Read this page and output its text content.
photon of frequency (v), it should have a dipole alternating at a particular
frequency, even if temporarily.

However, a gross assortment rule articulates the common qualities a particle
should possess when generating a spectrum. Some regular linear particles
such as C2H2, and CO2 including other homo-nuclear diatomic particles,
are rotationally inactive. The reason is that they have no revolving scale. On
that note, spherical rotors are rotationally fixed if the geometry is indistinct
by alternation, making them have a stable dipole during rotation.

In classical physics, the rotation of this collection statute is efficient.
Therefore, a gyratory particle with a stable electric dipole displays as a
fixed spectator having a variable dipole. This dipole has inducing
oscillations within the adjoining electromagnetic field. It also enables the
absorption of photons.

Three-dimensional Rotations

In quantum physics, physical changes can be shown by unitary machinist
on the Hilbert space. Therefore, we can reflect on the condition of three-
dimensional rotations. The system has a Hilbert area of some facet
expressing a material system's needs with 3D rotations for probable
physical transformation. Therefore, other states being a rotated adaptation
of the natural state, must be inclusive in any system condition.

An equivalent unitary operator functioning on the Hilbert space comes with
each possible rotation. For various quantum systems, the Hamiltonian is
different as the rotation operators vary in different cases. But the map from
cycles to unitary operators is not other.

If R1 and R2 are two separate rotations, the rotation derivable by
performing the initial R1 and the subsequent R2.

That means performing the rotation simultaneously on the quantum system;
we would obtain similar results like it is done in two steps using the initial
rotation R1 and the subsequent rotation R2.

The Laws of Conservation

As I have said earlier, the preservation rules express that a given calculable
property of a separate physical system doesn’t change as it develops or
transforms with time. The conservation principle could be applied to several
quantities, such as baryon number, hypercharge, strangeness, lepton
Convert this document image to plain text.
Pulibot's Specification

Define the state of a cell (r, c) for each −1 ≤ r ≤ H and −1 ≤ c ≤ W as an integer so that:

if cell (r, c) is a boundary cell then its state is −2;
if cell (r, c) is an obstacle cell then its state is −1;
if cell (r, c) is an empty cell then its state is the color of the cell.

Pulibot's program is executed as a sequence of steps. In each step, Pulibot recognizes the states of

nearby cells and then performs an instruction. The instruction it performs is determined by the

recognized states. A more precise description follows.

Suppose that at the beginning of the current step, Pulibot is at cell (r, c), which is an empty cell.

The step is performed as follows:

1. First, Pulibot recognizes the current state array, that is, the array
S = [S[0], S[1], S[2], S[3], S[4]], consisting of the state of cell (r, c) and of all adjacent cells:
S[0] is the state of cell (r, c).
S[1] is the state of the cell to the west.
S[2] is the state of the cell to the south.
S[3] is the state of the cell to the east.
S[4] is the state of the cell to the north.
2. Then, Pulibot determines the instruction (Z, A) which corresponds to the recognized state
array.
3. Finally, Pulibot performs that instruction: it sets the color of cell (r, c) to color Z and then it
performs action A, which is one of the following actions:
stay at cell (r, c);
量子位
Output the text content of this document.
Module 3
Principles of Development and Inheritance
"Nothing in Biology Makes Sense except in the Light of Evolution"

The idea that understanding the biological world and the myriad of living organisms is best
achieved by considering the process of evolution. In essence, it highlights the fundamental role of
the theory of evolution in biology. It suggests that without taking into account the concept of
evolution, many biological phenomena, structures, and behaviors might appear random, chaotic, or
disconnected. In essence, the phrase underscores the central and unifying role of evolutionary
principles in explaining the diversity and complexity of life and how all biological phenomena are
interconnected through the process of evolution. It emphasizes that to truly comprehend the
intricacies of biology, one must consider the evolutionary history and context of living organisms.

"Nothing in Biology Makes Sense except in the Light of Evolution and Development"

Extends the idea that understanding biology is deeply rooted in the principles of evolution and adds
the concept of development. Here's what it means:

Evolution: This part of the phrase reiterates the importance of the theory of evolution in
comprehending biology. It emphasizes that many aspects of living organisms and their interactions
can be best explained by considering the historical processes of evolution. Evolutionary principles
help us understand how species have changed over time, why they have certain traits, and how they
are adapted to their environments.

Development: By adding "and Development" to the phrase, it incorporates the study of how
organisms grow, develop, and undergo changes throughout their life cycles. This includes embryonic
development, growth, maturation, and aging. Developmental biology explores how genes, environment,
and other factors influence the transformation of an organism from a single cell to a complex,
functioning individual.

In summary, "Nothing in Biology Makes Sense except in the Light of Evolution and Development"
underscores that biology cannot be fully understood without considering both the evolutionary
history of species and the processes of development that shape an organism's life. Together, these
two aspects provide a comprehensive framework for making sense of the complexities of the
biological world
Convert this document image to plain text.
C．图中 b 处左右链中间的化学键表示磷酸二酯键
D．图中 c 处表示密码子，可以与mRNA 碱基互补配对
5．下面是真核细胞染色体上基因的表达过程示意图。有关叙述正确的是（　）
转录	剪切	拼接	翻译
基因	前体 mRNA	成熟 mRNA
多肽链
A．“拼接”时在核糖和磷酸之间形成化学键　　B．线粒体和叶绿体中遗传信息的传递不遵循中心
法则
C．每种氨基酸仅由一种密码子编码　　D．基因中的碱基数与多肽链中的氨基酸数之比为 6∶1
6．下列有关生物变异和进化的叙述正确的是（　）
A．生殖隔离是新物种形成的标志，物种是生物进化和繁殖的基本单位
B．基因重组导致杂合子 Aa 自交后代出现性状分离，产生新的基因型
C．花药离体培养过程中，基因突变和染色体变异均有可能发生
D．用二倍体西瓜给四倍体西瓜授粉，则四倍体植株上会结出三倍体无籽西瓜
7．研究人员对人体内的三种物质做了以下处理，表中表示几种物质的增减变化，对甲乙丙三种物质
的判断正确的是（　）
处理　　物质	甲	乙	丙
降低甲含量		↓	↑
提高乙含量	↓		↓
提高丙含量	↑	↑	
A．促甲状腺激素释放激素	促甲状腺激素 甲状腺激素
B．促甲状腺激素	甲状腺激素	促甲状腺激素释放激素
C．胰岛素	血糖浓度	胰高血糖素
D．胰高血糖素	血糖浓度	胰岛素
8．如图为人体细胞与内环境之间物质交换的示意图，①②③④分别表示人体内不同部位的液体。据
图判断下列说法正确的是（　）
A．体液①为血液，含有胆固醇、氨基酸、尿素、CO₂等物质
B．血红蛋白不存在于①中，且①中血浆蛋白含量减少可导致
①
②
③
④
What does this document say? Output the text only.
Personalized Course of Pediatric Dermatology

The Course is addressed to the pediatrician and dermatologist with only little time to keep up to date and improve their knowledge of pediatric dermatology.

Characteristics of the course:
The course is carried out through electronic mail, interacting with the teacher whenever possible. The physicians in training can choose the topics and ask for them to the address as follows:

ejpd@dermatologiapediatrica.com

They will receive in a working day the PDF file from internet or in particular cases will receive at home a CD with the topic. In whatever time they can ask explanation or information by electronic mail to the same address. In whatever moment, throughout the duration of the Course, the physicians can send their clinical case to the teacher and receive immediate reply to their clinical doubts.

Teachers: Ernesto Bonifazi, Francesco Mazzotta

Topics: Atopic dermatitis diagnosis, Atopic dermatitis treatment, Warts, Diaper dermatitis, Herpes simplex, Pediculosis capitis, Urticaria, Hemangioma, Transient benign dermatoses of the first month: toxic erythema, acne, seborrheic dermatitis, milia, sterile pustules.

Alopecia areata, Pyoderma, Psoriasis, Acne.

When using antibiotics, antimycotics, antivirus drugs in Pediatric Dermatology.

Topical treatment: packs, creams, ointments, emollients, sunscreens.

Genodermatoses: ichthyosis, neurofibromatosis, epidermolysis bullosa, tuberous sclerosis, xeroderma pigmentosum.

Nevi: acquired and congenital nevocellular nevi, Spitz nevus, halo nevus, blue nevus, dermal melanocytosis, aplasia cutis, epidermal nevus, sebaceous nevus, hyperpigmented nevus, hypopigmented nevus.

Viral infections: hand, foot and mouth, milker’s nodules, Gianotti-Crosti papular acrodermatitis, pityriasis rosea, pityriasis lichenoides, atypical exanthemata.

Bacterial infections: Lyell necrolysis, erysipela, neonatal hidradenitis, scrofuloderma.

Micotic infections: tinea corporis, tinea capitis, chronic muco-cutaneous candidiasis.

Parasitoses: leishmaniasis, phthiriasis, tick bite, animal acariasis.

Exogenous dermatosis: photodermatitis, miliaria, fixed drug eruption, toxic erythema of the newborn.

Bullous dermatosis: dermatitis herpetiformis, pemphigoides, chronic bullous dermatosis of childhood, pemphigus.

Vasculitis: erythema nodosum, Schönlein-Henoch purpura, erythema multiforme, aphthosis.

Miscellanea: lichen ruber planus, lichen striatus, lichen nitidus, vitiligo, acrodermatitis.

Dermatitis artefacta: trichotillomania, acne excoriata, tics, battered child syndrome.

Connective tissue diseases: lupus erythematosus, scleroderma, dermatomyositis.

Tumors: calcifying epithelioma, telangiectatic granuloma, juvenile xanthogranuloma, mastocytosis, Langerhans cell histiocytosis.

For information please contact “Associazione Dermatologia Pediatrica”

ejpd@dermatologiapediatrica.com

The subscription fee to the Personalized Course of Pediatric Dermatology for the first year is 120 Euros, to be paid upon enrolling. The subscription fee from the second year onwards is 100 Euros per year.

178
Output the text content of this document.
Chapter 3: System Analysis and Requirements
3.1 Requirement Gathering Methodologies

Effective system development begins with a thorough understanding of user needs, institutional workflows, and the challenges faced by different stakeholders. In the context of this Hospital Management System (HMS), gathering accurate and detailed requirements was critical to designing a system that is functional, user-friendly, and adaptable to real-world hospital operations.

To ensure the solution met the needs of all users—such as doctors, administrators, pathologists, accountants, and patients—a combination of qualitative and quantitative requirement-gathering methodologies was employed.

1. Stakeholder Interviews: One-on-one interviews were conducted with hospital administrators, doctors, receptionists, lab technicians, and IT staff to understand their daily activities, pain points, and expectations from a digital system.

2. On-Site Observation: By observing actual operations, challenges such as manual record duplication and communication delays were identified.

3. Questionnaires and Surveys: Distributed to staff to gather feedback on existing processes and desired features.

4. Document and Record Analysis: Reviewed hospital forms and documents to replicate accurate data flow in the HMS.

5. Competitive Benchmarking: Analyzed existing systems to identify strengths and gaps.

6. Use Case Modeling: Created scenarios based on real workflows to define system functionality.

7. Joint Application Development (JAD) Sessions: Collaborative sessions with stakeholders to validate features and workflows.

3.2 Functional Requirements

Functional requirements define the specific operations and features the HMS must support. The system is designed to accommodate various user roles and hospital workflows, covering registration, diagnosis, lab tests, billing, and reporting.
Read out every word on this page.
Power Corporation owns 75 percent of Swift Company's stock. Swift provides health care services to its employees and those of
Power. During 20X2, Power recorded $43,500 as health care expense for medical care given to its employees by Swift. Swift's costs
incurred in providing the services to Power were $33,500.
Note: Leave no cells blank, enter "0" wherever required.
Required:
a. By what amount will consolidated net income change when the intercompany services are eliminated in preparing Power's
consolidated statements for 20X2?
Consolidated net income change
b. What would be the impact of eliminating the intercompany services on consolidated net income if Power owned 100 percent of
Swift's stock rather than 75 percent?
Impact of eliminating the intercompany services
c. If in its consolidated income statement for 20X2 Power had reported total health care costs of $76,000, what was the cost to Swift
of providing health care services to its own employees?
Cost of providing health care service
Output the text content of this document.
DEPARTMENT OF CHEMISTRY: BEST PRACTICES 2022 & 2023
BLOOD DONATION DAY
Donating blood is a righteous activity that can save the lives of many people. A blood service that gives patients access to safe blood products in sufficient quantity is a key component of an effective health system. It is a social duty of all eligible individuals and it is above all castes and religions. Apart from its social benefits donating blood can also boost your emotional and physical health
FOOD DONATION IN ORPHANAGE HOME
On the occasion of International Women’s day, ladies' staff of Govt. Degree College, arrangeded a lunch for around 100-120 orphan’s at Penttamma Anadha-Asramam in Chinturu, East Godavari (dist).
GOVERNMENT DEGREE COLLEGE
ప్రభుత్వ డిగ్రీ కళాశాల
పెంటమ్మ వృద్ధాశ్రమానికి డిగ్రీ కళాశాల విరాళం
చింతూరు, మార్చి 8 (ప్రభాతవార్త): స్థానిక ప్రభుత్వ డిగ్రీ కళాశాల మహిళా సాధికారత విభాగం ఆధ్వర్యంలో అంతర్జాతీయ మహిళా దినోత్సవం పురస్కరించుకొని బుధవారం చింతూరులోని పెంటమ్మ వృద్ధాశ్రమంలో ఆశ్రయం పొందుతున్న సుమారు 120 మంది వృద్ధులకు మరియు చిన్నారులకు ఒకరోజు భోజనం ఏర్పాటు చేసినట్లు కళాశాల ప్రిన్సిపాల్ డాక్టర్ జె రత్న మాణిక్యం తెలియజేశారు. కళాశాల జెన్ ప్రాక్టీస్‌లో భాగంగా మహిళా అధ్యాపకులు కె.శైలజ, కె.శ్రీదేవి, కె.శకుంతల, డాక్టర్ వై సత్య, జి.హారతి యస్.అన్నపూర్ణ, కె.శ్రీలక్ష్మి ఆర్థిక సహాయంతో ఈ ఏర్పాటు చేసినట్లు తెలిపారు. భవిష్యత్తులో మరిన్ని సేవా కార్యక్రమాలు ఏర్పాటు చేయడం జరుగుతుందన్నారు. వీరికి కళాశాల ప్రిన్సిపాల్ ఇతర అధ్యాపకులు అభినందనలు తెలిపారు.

WHAT YOU SHOULD DO
Filter the records for the word "will" and show every line that has it.

COMPLETED EXERCISE
They will receive in a working day the PDF file from internet or in particular cases will receive at home a CD with the topic. In whatever time they can ask explanation or information by electronic mail to the same address. In whatever moment, throughout the duration of the Course, the physicians can send their clinical case to the teacher and receive immediate reply to their clinical doubts.
a. By what amount will consolidated net income change when the intercompany services are eliminated in preparing Power's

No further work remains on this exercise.